» **SOURCE DATA**
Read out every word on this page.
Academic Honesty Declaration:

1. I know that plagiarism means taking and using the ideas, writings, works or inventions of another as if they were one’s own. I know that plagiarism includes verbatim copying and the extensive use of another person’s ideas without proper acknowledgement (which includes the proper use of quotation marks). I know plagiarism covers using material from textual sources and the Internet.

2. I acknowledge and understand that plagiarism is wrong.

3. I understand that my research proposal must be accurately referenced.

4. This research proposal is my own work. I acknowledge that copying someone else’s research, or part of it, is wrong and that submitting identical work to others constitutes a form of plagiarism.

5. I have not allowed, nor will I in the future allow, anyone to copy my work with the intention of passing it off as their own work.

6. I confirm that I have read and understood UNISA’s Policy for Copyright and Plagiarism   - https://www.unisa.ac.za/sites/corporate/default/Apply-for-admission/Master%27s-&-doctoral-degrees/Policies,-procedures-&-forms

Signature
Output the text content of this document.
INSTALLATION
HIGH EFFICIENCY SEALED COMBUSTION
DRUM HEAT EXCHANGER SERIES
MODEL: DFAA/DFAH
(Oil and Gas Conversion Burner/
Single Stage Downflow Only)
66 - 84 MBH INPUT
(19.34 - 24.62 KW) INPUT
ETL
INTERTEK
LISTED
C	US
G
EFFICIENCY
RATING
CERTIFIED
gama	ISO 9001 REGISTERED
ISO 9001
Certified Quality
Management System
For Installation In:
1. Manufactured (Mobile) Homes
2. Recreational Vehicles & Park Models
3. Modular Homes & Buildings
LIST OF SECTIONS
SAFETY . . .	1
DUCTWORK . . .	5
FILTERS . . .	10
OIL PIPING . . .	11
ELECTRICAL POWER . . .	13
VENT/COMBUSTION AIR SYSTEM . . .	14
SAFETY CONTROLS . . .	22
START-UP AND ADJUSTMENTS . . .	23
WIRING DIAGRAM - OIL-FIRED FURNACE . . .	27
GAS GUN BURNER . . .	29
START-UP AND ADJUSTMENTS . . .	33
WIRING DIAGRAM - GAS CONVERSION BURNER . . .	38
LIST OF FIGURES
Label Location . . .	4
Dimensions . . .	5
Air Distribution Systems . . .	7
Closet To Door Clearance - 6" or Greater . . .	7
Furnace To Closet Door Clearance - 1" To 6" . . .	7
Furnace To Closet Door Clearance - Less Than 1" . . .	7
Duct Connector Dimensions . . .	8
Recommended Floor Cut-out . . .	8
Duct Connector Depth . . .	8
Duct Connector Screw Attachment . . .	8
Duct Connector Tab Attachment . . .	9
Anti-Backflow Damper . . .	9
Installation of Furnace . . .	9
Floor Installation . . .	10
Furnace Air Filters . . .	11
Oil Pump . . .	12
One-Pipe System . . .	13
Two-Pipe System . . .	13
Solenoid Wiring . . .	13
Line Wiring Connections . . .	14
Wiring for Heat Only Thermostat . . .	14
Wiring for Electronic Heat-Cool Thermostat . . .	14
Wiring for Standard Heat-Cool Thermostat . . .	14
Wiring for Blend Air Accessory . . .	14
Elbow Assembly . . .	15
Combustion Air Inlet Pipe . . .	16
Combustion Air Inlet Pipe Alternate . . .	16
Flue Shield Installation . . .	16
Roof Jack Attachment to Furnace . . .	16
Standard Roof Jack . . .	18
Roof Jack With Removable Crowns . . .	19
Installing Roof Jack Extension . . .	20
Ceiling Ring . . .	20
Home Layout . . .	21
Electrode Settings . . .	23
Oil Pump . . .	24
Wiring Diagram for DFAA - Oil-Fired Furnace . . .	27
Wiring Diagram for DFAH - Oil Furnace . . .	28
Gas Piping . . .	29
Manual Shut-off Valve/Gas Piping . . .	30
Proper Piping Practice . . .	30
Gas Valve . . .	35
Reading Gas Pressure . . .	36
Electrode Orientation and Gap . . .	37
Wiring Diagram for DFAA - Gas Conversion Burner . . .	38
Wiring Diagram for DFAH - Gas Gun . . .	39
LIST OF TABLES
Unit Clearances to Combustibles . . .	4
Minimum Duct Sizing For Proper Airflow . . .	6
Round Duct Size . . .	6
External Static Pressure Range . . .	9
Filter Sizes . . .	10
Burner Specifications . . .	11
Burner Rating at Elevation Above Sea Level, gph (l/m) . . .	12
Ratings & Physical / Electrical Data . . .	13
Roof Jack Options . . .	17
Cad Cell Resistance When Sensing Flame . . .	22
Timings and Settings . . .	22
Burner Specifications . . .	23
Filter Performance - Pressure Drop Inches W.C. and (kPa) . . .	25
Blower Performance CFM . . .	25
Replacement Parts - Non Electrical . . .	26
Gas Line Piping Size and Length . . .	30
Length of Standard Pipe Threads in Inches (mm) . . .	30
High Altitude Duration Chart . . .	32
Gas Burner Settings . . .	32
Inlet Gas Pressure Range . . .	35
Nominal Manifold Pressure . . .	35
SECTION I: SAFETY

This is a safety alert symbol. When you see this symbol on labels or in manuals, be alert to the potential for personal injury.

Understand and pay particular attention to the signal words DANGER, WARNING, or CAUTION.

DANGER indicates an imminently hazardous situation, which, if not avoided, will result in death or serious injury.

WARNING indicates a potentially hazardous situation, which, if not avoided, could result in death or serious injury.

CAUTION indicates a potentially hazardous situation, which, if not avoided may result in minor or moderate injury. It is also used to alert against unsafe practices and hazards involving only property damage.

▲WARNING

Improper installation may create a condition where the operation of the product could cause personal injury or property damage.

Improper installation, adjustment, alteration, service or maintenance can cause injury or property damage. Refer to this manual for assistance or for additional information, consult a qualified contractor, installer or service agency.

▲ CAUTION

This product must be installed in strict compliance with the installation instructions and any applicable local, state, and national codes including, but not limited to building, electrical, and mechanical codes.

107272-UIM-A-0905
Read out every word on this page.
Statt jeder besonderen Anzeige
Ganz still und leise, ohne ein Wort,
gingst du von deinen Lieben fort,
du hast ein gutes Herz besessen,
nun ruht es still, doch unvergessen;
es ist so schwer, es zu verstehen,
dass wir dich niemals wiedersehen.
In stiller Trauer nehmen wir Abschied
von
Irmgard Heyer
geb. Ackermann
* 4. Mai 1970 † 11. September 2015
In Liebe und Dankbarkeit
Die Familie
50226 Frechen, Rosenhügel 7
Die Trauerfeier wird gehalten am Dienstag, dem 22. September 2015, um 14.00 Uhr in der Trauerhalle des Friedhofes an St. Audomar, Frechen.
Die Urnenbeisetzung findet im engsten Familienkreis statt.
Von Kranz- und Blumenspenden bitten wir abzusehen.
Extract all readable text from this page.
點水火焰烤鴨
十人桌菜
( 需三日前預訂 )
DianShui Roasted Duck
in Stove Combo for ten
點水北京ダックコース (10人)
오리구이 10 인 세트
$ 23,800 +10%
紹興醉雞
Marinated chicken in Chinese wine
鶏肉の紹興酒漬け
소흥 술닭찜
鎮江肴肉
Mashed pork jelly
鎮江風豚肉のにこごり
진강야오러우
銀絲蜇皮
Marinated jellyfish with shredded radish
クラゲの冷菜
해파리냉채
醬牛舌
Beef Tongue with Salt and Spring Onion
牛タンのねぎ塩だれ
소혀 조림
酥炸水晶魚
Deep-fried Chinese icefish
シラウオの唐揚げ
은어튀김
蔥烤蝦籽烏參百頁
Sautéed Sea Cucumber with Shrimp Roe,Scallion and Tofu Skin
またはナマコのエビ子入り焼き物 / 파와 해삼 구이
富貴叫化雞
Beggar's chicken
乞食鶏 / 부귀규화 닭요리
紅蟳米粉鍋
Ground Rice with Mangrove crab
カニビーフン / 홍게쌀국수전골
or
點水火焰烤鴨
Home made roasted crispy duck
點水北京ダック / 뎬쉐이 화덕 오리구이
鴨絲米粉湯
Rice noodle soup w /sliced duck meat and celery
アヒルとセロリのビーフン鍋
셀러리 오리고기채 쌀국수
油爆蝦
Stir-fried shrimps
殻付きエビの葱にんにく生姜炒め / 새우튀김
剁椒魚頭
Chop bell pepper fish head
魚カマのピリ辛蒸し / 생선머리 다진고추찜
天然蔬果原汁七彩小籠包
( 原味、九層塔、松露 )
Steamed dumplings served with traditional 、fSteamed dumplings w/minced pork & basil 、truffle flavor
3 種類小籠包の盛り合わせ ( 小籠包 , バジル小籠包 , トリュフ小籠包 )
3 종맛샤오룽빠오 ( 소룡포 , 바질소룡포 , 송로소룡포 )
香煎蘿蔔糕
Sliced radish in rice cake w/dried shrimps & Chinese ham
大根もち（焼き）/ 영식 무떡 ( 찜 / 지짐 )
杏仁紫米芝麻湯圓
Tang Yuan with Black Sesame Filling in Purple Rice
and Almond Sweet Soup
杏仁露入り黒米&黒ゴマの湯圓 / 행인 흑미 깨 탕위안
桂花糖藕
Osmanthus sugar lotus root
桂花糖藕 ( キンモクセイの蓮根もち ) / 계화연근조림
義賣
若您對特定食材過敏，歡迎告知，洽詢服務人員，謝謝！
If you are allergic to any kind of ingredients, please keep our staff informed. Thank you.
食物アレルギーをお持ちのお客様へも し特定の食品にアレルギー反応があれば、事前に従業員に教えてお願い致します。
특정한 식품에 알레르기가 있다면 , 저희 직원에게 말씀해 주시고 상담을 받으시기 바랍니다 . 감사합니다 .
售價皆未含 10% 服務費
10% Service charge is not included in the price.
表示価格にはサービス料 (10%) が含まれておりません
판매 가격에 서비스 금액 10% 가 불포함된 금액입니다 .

» **OBJECTIVE**
Report how many lines of the listing hold the string "hazardous", giving only the number.

» **COMPLETED EXERCISE**
3